▶ **REQUIREMENT**
Lines containing the word "fill" are the ones to copy from the records below.

▶ **RAW RECORDS**
+ + + + + + +
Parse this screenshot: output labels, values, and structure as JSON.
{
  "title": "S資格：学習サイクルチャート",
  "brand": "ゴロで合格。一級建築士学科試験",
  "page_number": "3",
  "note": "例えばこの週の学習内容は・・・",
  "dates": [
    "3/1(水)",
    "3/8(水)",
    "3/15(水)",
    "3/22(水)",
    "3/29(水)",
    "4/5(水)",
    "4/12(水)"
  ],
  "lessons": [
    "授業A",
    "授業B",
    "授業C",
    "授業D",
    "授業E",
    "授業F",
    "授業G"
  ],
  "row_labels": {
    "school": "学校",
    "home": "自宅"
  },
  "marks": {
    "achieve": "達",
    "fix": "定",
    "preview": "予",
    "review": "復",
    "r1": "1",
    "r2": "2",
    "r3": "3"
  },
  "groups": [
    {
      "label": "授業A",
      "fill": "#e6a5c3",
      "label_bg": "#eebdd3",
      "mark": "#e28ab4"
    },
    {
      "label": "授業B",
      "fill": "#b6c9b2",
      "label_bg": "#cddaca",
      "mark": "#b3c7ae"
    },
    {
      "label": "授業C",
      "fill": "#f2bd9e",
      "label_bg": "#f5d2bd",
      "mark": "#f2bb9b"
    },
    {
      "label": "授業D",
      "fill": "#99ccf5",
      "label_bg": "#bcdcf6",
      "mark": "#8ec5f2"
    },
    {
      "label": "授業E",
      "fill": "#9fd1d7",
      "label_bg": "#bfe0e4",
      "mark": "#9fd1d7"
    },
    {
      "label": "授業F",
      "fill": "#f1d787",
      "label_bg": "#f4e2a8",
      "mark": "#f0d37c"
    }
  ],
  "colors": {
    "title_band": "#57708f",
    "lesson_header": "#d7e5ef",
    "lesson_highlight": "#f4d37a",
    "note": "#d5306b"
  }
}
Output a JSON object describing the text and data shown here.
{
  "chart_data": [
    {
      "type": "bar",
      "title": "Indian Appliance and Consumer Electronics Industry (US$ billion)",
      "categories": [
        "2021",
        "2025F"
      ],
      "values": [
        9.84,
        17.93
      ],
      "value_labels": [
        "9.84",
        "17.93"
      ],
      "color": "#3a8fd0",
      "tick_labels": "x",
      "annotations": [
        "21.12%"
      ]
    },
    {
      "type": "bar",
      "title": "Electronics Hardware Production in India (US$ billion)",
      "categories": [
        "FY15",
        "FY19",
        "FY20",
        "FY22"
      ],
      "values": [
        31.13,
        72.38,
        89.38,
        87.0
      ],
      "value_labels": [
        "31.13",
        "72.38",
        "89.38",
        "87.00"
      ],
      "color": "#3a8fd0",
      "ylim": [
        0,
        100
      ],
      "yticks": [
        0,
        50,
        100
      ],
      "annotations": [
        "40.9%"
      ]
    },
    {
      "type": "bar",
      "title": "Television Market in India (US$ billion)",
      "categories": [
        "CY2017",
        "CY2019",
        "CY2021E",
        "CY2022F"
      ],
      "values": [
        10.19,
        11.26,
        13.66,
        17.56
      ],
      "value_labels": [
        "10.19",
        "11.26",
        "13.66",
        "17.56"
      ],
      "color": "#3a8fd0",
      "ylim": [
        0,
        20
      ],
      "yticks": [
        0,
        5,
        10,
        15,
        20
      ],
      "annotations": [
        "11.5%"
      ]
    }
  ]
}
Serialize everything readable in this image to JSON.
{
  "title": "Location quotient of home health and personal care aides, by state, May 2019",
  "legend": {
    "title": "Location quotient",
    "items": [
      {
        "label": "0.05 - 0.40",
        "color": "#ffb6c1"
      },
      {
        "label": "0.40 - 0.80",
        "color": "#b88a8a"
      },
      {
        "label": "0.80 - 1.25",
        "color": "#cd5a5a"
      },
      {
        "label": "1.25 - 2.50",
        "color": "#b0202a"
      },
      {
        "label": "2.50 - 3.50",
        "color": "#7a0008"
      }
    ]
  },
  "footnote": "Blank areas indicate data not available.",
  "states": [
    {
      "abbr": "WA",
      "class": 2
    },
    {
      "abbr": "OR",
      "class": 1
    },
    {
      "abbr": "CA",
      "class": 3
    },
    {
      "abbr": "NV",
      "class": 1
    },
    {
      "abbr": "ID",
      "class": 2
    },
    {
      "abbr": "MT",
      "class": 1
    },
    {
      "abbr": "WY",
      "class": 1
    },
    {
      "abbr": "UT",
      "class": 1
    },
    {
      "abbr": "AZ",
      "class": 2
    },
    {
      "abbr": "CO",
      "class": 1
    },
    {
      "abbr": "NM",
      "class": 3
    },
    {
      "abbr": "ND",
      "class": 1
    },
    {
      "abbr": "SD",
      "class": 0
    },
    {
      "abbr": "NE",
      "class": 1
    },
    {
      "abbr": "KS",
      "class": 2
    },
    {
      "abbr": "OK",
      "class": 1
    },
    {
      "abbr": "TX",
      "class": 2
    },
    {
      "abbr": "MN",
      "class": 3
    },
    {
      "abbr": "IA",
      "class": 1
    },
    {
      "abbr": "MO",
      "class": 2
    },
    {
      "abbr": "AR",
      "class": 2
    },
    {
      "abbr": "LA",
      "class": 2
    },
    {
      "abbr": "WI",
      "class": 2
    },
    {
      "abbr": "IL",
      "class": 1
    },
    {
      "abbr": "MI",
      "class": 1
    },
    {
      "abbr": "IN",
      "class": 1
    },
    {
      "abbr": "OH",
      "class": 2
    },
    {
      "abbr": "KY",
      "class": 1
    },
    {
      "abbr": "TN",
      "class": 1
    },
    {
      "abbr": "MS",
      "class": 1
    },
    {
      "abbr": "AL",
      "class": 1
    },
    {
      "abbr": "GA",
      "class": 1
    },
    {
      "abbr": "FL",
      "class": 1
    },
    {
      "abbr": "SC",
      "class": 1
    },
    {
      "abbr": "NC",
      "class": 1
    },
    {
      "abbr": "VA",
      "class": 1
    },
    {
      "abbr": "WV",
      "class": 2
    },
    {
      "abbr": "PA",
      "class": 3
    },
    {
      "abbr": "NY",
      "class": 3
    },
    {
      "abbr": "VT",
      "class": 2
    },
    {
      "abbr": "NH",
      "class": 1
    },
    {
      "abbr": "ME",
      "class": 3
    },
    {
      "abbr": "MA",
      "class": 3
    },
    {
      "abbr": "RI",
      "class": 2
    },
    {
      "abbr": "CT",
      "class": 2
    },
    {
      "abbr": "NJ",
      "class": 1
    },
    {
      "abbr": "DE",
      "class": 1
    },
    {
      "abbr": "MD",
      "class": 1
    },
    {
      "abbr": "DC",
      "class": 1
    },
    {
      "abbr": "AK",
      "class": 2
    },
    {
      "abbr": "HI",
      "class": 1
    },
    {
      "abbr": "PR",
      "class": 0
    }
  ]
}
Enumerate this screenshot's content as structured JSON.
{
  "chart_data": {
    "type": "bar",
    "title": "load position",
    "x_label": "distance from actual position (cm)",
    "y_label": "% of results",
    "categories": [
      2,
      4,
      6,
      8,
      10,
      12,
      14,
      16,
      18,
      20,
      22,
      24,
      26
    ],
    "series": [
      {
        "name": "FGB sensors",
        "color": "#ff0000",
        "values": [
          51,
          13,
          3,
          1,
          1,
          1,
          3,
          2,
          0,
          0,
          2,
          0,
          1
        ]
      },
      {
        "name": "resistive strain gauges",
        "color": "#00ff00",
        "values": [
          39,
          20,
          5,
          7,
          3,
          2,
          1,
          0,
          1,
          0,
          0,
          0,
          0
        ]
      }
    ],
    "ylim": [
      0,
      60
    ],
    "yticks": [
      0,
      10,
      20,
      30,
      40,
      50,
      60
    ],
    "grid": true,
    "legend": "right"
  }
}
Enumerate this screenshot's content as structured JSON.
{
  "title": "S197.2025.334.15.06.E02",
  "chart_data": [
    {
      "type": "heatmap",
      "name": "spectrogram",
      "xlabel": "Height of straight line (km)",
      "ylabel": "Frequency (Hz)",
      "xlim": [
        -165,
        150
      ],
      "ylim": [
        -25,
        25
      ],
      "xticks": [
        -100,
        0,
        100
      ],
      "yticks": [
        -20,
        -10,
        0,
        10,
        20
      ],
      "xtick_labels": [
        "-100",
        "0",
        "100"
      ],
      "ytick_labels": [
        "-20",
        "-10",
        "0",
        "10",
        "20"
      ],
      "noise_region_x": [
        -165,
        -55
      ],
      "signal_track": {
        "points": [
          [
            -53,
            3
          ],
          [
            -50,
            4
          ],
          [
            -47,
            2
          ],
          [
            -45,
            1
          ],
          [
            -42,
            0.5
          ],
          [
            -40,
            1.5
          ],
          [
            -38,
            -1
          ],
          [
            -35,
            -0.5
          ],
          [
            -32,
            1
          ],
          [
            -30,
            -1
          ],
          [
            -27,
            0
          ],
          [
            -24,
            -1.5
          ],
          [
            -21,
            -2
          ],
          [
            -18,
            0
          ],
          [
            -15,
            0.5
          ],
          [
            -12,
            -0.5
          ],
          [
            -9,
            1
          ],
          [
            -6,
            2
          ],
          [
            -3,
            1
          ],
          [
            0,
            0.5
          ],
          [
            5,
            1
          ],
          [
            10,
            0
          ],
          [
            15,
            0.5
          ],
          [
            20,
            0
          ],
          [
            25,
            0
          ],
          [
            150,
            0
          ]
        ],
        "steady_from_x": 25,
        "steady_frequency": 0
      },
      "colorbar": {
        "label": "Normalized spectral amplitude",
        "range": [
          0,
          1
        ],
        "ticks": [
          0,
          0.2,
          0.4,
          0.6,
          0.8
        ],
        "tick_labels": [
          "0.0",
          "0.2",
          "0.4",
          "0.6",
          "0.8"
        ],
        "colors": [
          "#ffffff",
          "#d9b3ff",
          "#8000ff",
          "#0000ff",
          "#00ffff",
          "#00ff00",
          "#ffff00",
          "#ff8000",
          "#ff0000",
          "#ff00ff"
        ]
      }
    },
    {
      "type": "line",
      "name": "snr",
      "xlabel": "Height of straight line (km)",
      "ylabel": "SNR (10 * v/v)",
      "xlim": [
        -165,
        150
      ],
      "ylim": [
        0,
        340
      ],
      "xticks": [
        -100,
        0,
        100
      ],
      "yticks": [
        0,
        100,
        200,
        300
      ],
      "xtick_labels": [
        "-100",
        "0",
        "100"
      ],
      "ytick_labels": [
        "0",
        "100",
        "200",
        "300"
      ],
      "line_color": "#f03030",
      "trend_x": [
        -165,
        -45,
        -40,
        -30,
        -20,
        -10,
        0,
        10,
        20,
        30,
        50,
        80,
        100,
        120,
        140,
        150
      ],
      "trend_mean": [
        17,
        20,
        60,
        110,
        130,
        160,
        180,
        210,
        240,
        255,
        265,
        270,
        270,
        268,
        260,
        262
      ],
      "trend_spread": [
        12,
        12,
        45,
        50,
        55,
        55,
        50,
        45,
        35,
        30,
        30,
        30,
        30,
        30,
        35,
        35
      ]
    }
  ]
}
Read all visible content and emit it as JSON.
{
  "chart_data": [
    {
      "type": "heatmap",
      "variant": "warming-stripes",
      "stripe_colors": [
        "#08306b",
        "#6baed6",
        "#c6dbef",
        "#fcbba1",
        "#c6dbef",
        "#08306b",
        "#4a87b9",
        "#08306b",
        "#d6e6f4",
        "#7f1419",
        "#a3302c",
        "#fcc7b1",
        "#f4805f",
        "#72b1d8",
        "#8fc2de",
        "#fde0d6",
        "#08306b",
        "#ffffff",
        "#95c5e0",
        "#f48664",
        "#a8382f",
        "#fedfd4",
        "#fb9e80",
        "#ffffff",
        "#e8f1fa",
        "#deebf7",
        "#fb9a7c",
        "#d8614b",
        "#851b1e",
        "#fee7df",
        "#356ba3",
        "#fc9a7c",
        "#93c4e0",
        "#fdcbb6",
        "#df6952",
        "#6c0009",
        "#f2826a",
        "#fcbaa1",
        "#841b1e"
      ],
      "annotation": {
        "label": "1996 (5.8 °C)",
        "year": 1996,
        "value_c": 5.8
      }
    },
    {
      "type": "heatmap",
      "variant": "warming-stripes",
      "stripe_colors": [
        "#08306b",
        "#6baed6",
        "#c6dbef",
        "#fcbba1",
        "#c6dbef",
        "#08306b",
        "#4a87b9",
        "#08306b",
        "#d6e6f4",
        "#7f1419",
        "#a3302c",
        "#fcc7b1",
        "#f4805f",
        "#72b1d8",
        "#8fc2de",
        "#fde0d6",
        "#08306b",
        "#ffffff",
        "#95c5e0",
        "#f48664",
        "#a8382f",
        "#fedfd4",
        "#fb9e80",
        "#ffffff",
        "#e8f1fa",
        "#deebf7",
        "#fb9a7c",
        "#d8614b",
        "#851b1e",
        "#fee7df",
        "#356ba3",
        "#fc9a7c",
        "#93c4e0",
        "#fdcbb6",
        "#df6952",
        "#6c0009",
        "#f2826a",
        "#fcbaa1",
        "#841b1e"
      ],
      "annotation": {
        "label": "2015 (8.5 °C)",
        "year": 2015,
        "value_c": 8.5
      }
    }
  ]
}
+ + + + + + +
▶ **TASK SOLUTION**
      "fill": "#e6a5c3",
      "fill": "#b6c9b2",
      "fill": "#f2bd9e",
      "fill": "#99ccf5",
      "fill": "#9fd1d7",
      "fill": "#f1d787",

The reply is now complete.